▶ [STATED EXERCISE]:
Reproduce the items verbatim from the beginning through the line containing "salinity-colorbar-swatch — [724, 602, 735, 614]", including that line.

# start of THE RECORDS

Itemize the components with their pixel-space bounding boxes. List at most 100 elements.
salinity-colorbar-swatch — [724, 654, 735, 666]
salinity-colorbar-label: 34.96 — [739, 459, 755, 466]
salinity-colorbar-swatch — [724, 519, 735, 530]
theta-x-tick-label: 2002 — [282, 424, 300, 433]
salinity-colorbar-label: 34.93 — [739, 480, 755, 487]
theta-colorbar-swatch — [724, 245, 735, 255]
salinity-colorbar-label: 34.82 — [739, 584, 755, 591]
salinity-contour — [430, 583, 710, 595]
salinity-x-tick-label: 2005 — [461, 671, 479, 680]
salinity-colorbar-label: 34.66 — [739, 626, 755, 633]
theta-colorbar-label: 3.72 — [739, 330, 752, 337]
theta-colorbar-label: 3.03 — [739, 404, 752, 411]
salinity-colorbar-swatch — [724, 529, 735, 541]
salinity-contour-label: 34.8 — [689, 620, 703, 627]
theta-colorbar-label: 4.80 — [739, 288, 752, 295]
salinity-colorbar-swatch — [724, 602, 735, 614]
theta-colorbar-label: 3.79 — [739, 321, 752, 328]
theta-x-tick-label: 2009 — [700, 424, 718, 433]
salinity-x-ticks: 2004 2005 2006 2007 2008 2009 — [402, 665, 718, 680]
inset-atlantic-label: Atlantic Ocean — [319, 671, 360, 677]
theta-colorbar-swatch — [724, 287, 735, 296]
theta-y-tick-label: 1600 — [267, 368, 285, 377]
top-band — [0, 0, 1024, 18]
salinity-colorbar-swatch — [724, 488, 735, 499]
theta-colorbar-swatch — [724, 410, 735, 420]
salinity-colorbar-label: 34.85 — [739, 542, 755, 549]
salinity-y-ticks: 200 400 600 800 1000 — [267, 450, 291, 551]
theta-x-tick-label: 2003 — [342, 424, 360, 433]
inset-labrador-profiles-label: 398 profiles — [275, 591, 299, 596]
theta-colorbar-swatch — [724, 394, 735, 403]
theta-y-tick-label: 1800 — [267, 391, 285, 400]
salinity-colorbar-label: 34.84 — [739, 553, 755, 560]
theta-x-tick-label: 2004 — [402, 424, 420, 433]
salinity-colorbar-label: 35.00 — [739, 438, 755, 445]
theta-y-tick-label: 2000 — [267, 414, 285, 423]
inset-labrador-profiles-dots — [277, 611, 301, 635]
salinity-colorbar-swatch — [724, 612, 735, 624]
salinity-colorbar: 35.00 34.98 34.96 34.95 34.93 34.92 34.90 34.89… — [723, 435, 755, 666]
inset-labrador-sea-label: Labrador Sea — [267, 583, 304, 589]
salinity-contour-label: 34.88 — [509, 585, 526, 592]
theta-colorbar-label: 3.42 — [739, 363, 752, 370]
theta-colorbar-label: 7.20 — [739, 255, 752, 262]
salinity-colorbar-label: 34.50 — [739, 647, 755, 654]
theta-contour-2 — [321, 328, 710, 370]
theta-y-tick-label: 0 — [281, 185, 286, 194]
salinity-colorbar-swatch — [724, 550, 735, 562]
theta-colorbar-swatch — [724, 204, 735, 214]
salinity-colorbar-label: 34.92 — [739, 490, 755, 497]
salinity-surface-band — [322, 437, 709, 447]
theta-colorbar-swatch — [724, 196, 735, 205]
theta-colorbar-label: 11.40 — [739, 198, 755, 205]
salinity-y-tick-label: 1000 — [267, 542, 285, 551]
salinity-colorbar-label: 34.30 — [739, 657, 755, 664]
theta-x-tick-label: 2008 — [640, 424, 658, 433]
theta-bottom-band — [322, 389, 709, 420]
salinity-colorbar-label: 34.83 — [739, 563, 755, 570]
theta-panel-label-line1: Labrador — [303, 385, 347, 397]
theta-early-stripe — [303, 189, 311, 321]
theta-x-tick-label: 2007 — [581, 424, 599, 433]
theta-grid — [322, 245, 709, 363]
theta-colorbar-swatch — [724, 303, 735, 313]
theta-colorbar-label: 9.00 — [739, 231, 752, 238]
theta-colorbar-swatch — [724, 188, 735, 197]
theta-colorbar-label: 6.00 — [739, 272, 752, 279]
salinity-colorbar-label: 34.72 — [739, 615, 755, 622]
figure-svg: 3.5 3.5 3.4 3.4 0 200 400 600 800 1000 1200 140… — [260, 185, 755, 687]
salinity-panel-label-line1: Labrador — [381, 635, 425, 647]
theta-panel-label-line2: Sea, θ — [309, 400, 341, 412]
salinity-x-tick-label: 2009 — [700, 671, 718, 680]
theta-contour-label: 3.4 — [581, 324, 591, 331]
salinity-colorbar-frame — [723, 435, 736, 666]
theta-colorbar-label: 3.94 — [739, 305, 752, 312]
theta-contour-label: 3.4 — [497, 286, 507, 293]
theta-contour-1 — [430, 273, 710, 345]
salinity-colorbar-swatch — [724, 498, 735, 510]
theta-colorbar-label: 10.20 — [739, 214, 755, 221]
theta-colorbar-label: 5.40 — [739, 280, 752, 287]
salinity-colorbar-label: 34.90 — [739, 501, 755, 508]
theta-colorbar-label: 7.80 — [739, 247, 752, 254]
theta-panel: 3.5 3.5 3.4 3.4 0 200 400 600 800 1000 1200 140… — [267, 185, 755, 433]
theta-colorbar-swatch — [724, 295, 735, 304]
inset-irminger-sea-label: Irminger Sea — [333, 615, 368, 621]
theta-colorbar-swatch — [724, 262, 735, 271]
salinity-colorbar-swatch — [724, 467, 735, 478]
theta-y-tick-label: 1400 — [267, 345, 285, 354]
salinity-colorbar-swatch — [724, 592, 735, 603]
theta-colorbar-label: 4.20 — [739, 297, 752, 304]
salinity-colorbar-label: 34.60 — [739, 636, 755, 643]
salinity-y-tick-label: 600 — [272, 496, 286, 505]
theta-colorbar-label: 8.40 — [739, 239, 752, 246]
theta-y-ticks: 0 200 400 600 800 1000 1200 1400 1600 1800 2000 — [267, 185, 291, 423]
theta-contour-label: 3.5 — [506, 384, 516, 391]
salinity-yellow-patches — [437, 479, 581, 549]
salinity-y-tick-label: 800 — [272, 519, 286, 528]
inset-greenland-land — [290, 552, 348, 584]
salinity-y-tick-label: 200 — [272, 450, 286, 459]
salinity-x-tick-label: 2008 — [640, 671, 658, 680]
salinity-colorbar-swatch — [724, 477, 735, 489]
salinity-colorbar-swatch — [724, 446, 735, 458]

# end of THE RECORDS

▶ [TASK RESPONSE]:
Itemize the components with their pixel-space bounding boxes. List at most 100 elements.
salinity-colorbar-swatch — [724, 654, 735, 666]
salinity-colorbar-label: 34.96 — [739, 459, 755, 466]
salinity-colorbar-swatch — [724, 519, 735, 530]
theta-x-tick-label: 2002 — [282, 424, 300, 433]
salinity-colorbar-label: 34.93 — [739, 480, 755, 487]
theta-colorbar-swatch — [724, 245, 735, 255]
salinity-colorbar-label: 34.82 — [739, 584, 755, 591]
salinity-contour — [430, 583, 710, 595]
salinity-x-tick-label: 2005 — [461, 671, 479, 680]
salinity-colorbar-label: 34.66 — [739, 626, 755, 633]
theta-colorbar-label: 3.72 — [739, 330, 752, 337]
theta-colorbar-label: 3.03 — [739, 404, 752, 411]
salinity-colorbar-swatch — [724, 529, 735, 541]
salinity-contour-label: 34.8 — [689, 620, 703, 627]
theta-colorbar-label: 4.80 — [739, 288, 752, 295]
salinity-colorbar-swatch — [724, 602, 735, 614]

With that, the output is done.